**Available records:**
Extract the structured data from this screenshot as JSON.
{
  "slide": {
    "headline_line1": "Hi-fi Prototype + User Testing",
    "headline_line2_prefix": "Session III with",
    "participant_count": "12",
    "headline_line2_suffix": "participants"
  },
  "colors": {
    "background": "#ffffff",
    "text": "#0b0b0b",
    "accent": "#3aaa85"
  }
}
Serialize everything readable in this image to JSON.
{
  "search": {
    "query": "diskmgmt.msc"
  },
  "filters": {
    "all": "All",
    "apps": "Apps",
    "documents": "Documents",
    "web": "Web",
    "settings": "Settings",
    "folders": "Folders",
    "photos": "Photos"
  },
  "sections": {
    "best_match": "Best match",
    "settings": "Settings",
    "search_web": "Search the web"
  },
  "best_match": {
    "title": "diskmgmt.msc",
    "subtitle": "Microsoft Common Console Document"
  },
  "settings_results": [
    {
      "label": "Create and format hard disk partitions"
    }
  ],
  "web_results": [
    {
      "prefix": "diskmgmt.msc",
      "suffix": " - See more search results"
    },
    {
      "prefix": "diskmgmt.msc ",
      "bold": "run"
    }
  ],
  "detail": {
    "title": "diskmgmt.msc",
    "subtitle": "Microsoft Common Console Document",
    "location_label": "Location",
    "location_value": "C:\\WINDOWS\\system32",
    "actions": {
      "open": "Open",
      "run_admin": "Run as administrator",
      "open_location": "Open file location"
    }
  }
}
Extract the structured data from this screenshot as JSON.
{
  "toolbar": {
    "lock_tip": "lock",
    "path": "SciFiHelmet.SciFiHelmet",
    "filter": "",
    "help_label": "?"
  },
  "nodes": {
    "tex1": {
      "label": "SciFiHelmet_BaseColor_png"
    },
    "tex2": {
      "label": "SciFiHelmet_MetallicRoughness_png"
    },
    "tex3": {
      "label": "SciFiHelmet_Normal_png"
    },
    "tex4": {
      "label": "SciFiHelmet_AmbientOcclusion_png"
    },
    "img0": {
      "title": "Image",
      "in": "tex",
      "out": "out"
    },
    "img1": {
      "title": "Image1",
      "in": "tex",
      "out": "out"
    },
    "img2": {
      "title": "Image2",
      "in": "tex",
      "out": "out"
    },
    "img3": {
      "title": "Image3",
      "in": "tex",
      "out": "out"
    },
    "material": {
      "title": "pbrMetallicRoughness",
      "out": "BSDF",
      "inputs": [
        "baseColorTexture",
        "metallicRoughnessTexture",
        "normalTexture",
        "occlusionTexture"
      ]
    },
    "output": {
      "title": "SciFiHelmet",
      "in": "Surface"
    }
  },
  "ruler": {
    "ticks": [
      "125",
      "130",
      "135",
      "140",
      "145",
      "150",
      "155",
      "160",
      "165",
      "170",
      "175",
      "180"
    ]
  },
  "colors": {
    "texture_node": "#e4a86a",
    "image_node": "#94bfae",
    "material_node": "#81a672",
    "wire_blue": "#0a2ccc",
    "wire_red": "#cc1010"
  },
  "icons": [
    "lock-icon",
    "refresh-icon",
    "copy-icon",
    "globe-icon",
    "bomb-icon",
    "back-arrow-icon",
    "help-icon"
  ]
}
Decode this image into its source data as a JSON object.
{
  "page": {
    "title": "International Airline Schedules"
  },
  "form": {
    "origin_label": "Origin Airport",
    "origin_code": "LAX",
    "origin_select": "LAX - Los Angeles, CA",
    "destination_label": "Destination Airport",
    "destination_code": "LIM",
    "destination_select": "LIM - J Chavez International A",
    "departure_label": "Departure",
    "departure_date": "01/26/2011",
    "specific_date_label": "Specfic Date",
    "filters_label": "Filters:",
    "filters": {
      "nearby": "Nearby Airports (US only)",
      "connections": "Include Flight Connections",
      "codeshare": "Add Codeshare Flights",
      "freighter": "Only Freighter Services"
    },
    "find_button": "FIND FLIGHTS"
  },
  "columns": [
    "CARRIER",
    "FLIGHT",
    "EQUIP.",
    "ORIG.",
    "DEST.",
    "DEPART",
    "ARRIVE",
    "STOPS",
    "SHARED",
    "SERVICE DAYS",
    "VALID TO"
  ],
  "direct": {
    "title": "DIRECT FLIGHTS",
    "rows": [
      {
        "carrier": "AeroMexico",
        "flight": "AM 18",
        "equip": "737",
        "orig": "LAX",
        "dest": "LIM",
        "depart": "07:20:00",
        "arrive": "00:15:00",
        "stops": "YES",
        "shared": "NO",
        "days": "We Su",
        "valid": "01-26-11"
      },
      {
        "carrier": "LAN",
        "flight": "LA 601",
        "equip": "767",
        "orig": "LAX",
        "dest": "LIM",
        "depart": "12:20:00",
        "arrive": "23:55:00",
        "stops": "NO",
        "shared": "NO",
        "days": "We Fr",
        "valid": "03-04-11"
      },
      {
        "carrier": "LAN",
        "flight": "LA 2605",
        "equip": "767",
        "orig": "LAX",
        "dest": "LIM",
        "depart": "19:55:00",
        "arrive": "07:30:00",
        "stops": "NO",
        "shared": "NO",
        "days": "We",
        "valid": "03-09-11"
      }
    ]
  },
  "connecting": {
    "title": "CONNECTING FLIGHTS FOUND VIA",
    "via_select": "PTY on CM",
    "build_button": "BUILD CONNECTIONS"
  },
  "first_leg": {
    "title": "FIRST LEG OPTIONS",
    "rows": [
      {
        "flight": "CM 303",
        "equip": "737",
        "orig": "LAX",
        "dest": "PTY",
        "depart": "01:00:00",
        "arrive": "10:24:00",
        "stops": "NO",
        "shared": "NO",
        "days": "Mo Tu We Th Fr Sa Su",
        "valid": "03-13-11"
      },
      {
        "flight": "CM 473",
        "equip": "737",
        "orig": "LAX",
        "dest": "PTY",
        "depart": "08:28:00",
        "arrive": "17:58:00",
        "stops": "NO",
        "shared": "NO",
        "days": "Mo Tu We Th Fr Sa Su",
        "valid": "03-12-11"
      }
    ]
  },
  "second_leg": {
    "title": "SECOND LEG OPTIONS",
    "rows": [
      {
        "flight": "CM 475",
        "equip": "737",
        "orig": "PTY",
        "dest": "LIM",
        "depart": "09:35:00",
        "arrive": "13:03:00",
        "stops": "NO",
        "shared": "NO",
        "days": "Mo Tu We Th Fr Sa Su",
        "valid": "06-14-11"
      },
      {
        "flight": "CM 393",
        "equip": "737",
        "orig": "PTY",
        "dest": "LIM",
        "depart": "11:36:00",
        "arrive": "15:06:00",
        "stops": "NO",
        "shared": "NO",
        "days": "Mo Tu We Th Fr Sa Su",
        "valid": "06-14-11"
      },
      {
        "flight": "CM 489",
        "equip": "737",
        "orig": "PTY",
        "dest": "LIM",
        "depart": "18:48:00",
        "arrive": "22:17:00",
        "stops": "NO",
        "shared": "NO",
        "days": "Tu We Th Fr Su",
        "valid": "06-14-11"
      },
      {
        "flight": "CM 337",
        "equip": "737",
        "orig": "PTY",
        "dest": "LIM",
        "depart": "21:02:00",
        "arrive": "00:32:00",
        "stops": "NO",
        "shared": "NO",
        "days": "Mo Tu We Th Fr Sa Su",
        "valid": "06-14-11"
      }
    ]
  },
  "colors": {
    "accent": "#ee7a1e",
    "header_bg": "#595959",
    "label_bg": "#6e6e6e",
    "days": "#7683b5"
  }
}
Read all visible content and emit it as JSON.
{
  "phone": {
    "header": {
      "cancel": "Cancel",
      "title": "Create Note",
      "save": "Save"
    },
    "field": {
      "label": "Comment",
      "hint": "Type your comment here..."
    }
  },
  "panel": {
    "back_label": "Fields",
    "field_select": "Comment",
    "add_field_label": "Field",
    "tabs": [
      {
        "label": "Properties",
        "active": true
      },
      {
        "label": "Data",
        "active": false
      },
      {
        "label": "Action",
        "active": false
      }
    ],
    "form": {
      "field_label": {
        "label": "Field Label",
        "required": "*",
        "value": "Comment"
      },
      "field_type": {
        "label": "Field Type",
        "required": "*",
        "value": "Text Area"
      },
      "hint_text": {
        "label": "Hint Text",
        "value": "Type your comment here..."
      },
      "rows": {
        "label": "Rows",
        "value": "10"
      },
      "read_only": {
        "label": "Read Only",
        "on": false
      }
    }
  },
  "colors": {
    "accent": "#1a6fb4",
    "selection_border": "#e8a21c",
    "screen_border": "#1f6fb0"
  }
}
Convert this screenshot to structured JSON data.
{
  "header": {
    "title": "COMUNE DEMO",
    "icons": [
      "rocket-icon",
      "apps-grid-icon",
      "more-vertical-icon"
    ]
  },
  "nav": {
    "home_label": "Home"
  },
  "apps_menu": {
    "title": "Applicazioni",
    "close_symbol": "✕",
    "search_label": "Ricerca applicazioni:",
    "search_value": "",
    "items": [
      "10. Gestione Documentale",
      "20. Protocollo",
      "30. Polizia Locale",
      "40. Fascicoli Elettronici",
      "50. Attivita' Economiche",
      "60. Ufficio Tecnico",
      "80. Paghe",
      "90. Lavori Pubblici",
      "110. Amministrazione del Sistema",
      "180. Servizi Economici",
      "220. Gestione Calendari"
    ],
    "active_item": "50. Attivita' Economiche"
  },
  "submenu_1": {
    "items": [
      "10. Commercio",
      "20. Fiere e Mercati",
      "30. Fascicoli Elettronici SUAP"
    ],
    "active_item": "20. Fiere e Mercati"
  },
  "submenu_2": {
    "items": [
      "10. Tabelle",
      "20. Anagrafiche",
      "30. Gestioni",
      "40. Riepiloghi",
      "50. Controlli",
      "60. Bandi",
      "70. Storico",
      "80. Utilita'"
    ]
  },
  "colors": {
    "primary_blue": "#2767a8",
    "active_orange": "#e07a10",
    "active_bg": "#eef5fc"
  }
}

**Task objective:**
Locate the word "your" in the data above. Copy every line carrying it.

**Complete output:**
      "hint": "Type your comment here..."
        "value": "Type your comment here..."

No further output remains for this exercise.